● PROVIDED MATERIAL:
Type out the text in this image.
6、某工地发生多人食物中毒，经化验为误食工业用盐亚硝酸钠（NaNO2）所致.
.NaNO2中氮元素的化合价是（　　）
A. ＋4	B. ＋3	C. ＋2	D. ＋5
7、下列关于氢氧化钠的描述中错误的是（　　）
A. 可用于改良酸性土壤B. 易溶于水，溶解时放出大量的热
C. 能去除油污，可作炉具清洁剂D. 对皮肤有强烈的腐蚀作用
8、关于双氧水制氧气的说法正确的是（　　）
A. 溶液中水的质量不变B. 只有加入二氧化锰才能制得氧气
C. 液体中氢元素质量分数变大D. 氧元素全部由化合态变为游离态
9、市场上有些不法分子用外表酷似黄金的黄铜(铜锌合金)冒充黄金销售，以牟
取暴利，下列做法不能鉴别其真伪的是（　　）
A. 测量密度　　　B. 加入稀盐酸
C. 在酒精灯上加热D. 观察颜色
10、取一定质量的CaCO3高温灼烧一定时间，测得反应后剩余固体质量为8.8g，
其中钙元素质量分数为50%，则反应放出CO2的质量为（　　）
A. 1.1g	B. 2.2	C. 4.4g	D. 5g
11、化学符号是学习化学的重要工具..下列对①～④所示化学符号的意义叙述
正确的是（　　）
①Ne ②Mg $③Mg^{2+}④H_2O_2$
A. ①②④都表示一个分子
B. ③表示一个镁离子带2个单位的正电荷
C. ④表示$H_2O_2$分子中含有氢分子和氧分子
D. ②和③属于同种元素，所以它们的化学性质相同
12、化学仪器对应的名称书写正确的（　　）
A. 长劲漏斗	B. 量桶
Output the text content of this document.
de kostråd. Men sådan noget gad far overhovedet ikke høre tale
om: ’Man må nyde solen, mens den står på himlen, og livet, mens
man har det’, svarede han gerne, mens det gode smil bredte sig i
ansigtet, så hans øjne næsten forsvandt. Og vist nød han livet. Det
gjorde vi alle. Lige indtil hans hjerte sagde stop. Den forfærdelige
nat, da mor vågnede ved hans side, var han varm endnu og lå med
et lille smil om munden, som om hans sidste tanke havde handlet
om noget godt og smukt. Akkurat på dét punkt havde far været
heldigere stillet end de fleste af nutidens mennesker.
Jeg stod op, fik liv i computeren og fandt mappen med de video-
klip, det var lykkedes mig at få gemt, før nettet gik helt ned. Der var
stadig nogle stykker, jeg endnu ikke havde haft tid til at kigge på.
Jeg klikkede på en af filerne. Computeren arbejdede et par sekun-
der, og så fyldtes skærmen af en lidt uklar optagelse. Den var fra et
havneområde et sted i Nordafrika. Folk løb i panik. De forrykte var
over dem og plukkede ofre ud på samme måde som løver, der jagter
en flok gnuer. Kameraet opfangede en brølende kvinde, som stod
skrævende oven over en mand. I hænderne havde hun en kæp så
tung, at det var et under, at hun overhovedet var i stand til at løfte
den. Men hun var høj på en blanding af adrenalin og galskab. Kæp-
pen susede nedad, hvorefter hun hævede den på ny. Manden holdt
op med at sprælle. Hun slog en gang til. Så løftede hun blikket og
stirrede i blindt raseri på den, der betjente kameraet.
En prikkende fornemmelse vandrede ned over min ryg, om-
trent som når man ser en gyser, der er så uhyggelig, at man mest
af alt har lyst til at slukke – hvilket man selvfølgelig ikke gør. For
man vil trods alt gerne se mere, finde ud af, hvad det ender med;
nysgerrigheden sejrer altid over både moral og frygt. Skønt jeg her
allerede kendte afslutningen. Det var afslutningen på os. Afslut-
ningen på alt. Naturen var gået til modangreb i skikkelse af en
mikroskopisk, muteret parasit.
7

● INSTRUCTIONS TO FOLLOW: Retype the records that precede this task, keeping them exactly the same.

● WORKED ANSWER:
Type out the text in this image.
6、某工地发生多人食物中毒，经化验为误食工业用盐亚硝酸钠（NaNO2）所致.
.NaNO2中氮元素的化合价是（　　）
A. ＋4	B. ＋3	C. ＋2	D. ＋5
7、下列关于氢氧化钠的描述中错误的是（　　）
A. 可用于改良酸性土壤B. 易溶于水，溶解时放出大量的热
C. 能去除油污，可作炉具清洁剂D. 对皮肤有强烈的腐蚀作用
8、关于双氧水制氧气的说法正确的是（　　）
A. 溶液中水的质量不变B. 只有加入二氧化锰才能制得氧气
C. 液体中氢元素质量分数变大D. 氧元素全部由化合态变为游离态
9、市场上有些不法分子用外表酷似黄金的黄铜(铜锌合金)冒充黄金销售，以牟
取暴利，下列做法不能鉴别其真伪的是（　　）
A. 测量密度　　　B. 加入稀盐酸
C. 在酒精灯上加热D. 观察颜色
10、取一定质量的CaCO3高温灼烧一定时间，测得反应后剩余固体质量为8.8g，
其中钙元素质量分数为50%，则反应放出CO2的质量为（　　）
A. 1.1g	B. 2.2	C. 4.4g	D. 5g
11、化学符号是学习化学的重要工具..下列对①～④所示化学符号的意义叙述
正确的是（　　）
①Ne ②Mg $③Mg^{2+}④H_2O_2$
A. ①②④都表示一个分子
B. ③表示一个镁离子带2个单位的正电荷
C. ④表示$H_2O_2$分子中含有氢分子和氧分子
D. ②和③属于同种元素，所以它们的化学性质相同
12、化学仪器对应的名称书写正确的（　　）
A. 长劲漏斗	B. 量桶
Output the text content of this document.
de kostråd. Men sådan noget gad far overhovedet ikke høre tale
om: ’Man må nyde solen, mens den står på himlen, og livet, mens
man har det’, svarede han gerne, mens det gode smil bredte sig i
ansigtet, så hans øjne næsten forsvandt. Og vist nød han livet. Det
gjorde vi alle. Lige indtil hans hjerte sagde stop. Den forfærdelige
nat, da mor vågnede ved hans side, var han varm endnu og lå med
et lille smil om munden, som om hans sidste tanke havde handlet
om noget godt og smukt. Akkurat på dét punkt havde far været
heldigere stillet end de fleste af nutidens mennesker.
Jeg stod op, fik liv i computeren og fandt mappen med de video-
klip, det var lykkedes mig at få gemt, før nettet gik helt ned. Der var
stadig nogle stykker, jeg endnu ikke havde haft tid til at kigge på.
Jeg klikkede på en af filerne. Computeren arbejdede et par sekun-
der, og så fyldtes skærmen af en lidt uklar optagelse. Den var fra et
havneområde et sted i Nordafrika. Folk løb i panik. De forrykte var
over dem og plukkede ofre ud på samme måde som løver, der jagter
en flok gnuer. Kameraet opfangede en brølende kvinde, som stod
skrævende oven over en mand. I hænderne havde hun en kæp så
tung, at det var et under, at hun overhovedet var i stand til at løfte
den. Men hun var høj på en blanding af adrenalin og galskab. Kæp-
pen susede nedad, hvorefter hun hævede den på ny. Manden holdt
op med at sprælle. Hun slog en gang til. Så løftede hun blikket og
stirrede i blindt raseri på den, der betjente kameraet.
En prikkende fornemmelse vandrede ned over min ryg, om-
trent som når man ser en gyser, der er så uhyggelig, at man mest
af alt har lyst til at slukke – hvilket man selvfølgelig ikke gør. For
man vil trods alt gerne se mere, finde ud af, hvad det ender med;
nysgerrigheden sejrer altid over både moral og frygt. Skønt jeg her
allerede kendte afslutningen. Det var afslutningen på os. Afslut-
ningen på alt. Naturen var gået til modangreb i skikkelse af en
mikroskopisk, muteret parasit.
7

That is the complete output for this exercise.